▶ REQUEST: Only lines holding the string "Highest" are wanted; copy each one from the material.

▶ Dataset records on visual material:
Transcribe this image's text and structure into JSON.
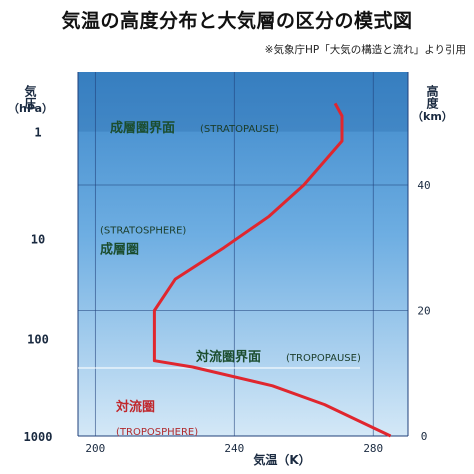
{
  "header": {
    "title": "気温の高度分布と大気層の区分の模式図",
    "source": "※気象庁HP「大気の構造と流れ」より引用"
  },
  "colors": {
    "background_top": "#3b86c9",
    "background_bottom": "#d4e8f7",
    "temperature_line": "#e0262e",
    "grid": "#1f3f7a"
  },
  "chart_data": {
    "type": "line",
    "xlabel": "気温（K）",
    "ylabel_left": "気圧",
    "ylabel_left_unit": "（hPa）",
    "ylabel_right": "高度",
    "ylabel_right_unit": "（km）",
    "xlim": [
      195,
      290
    ],
    "x_ticks": [
      "200",
      "240",
      "280"
    ],
    "x_tick_values": [
      200,
      240,
      280
    ],
    "y_right_lim": [
      0,
      58
    ],
    "y_right_ticks": [
      "0",
      "20",
      "40"
    ],
    "y_right_tick_values": [
      0,
      20,
      40
    ],
    "y_left_ticks": [
      "1",
      "10",
      "100",
      "1000"
    ],
    "y_left_tick_heights_km": [
      48.5,
      31.5,
      15.5,
      0
    ],
    "grid": true,
    "series": [
      {
        "temperature_K": [
          285,
          266,
          251,
          228,
          217,
          217,
          223,
          237,
          250,
          260,
          271,
          271,
          269
        ],
        "altitude_km": [
          0,
          5,
          8,
          11,
          12,
          20,
          25,
          30,
          35,
          40,
          47,
          51,
          53
        ]
      }
    ],
    "layers": [
      {
        "name": "成層圏界面",
        "english": "(STRATOPAUSE)",
        "altitude_km": 47.5,
        "style": "boundary"
      },
      {
        "name": "成層圏",
        "english": "(STRATOSPHERE)",
        "altitude_km": 30,
        "style": "layer"
      },
      {
        "name": "対流圏界面",
        "english": "(TROPOPAUSE)",
        "altitude_km": 11,
        "style": "boundary"
      },
      {
        "name": "対流圏",
        "english": "(TROPOSPHERE)",
        "altitude_km": 4,
        "style": "layer-red"
      }
    ]
  }
}
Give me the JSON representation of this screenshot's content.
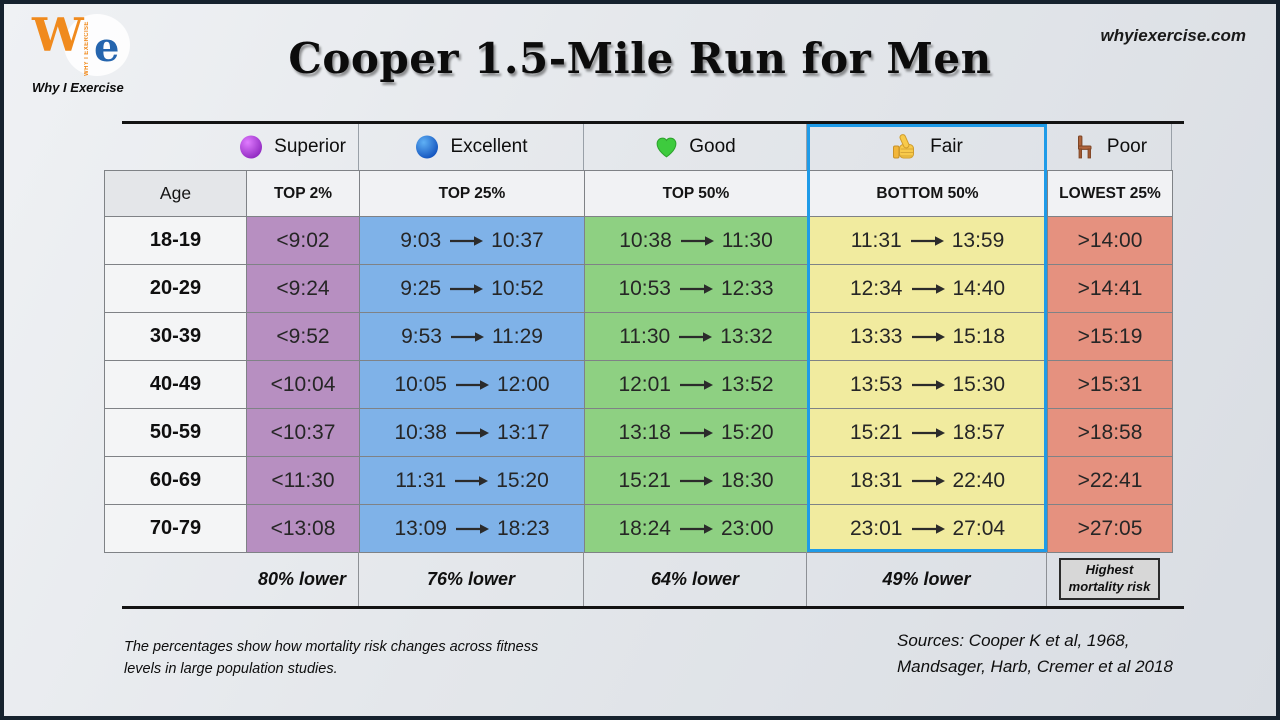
{
  "header": {
    "title": "Cooper 1.5-Mile Run for Men",
    "site_url": "whyiexercise.com"
  },
  "logo": {
    "w": "W",
    "e": "e",
    "vertical": "WHY I EXERCISE",
    "caption": "Why I Exercise"
  },
  "age_header": "Age",
  "colors": {
    "superior": "#b78fc1",
    "excellent": "#7fb2e8",
    "good": "#8ed082",
    "fair": "#f1eb9f",
    "poor": "#e5917f",
    "highlight_border": "#1f9be8"
  },
  "categories": [
    {
      "id": "superior",
      "label": "Superior",
      "icon": "purple-sphere-icon",
      "subheader": "TOP 2%",
      "mortality": "80% lower"
    },
    {
      "id": "excellent",
      "label": "Excellent",
      "icon": "blue-sphere-icon",
      "subheader": "TOP 25%",
      "mortality": "76% lower"
    },
    {
      "id": "good",
      "label": "Good",
      "icon": "green-heart-icon",
      "subheader": "TOP 50%",
      "mortality": "64% lower"
    },
    {
      "id": "fair",
      "label": "Fair",
      "icon": "thumbs-up-icon",
      "subheader": "BOTTOM 50%",
      "mortality": "49% lower",
      "highlighted": true
    },
    {
      "id": "poor",
      "label": "Poor",
      "icon": "chair-icon",
      "subheader": "LOWEST 25%",
      "mortality_box": {
        "line1": "Highest",
        "line2": "mortality risk"
      }
    }
  ],
  "chart_data": {
    "type": "table",
    "title": "Cooper 1.5-Mile Run for Men",
    "columns": [
      "Age",
      "Superior (TOP 2%)",
      "Excellent (TOP 25%)",
      "Good (TOP 50%)",
      "Fair (BOTTOM 50%)",
      "Poor (LOWEST 25%)"
    ],
    "rows": [
      {
        "age": "18-19",
        "superior": "<9:02",
        "excellent": [
          "9:03",
          "10:37"
        ],
        "good": [
          "10:38",
          "11:30"
        ],
        "fair": [
          "11:31",
          "13:59"
        ],
        "poor": ">14:00"
      },
      {
        "age": "20-29",
        "superior": "<9:24",
        "excellent": [
          "9:25",
          "10:52"
        ],
        "good": [
          "10:53",
          "12:33"
        ],
        "fair": [
          "12:34",
          "14:40"
        ],
        "poor": ">14:41"
      },
      {
        "age": "30-39",
        "superior": "<9:52",
        "excellent": [
          "9:53",
          "11:29"
        ],
        "good": [
          "11:30",
          "13:32"
        ],
        "fair": [
          "13:33",
          "15:18"
        ],
        "poor": ">15:19"
      },
      {
        "age": "40-49",
        "superior": "<10:04",
        "excellent": [
          "10:05",
          "12:00"
        ],
        "good": [
          "12:01",
          "13:52"
        ],
        "fair": [
          "13:53",
          "15:30"
        ],
        "poor": ">15:31"
      },
      {
        "age": "50-59",
        "superior": "<10:37",
        "excellent": [
          "10:38",
          "13:17"
        ],
        "good": [
          "13:18",
          "15:20"
        ],
        "fair": [
          "15:21",
          "18:57"
        ],
        "poor": ">18:58"
      },
      {
        "age": "60-69",
        "superior": "<11:30",
        "excellent": [
          "11:31",
          "15:20"
        ],
        "good": [
          "15:21",
          "18:30"
        ],
        "fair": [
          "18:31",
          "22:40"
        ],
        "poor": ">22:41"
      },
      {
        "age": "70-79",
        "superior": "<13:08",
        "excellent": [
          "13:09",
          "18:23"
        ],
        "good": [
          "18:24",
          "23:00"
        ],
        "fair": [
          "23:01",
          "27:04"
        ],
        "poor": ">27:05"
      }
    ],
    "mortality_row": [
      "80% lower",
      "76% lower",
      "64% lower",
      "49% lower",
      "Highest mortality risk"
    ]
  },
  "footnote": {
    "line1": "The percentages show how mortality risk changes across fitness",
    "line2": "levels in large population studies."
  },
  "sources": {
    "line1": "Sources:  Cooper K et al, 1968,",
    "line2": "Mandsager, Harb, Cremer et al 2018"
  }
}
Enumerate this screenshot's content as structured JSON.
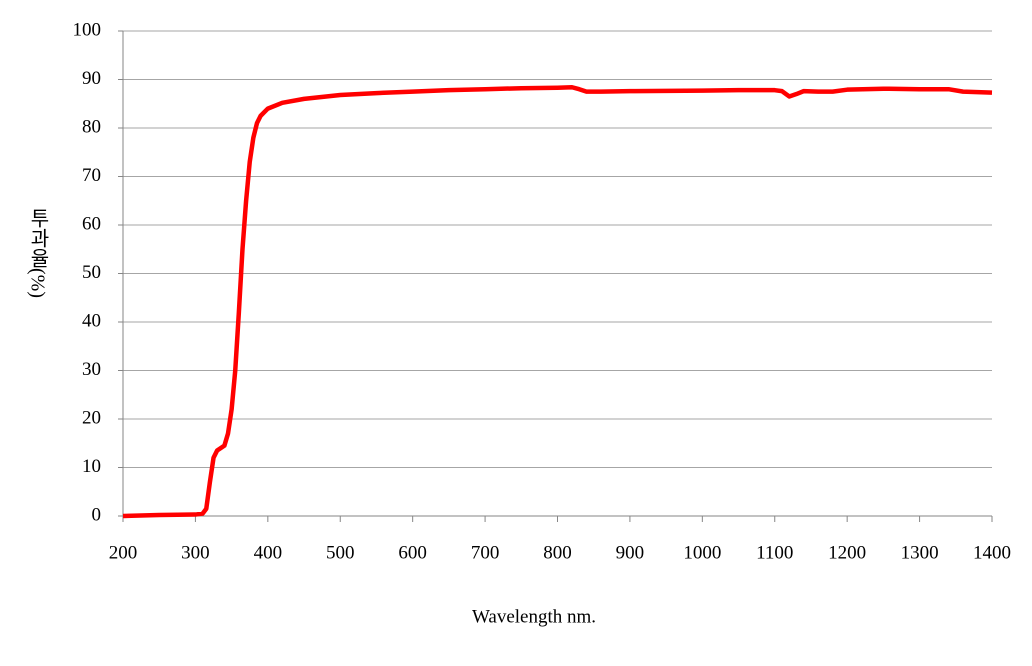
{
  "chart_data": {
    "type": "line",
    "x_label": "Wavelength nm.",
    "y_label": "투과율(%)",
    "x": [
      200,
      250,
      300,
      310,
      315,
      320,
      325,
      330,
      340,
      345,
      350,
      355,
      360,
      365,
      370,
      375,
      380,
      385,
      390,
      400,
      420,
      450,
      500,
      550,
      600,
      650,
      700,
      750,
      800,
      820,
      830,
      840,
      860,
      900,
      1000,
      1050,
      1100,
      1110,
      1120,
      1130,
      1140,
      1160,
      1180,
      1200,
      1250,
      1300,
      1340,
      1360,
      1400
    ],
    "series": [
      {
        "color": "#ff0000",
        "values": [
          0,
          0.2,
          0.3,
          0.5,
          1.5,
          7,
          12,
          13.5,
          14.5,
          17,
          22,
          30,
          42,
          55,
          65,
          73,
          78,
          81,
          82.5,
          84,
          85.2,
          86,
          86.8,
          87.2,
          87.5,
          87.8,
          88,
          88.2,
          88.3,
          88.4,
          88,
          87.5,
          87.5,
          87.6,
          87.7,
          87.8,
          87.8,
          87.6,
          86.5,
          87,
          87.6,
          87.5,
          87.5,
          87.9,
          88.1,
          88,
          88,
          87.5,
          87.3
        ]
      }
    ],
    "xlim": [
      200,
      1400
    ],
    "xticks": [
      200,
      300,
      400,
      500,
      600,
      700,
      800,
      900,
      1000,
      1100,
      1200,
      1300,
      1400
    ],
    "ylim": [
      0,
      100
    ],
    "yticks": [
      0,
      10,
      20,
      30,
      40,
      50,
      60,
      70,
      80,
      90,
      100
    ],
    "grid": true
  }
}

▶ ANSWER FOR THE TASK:
        "line1": "Highest",
      "Highest mortality risk"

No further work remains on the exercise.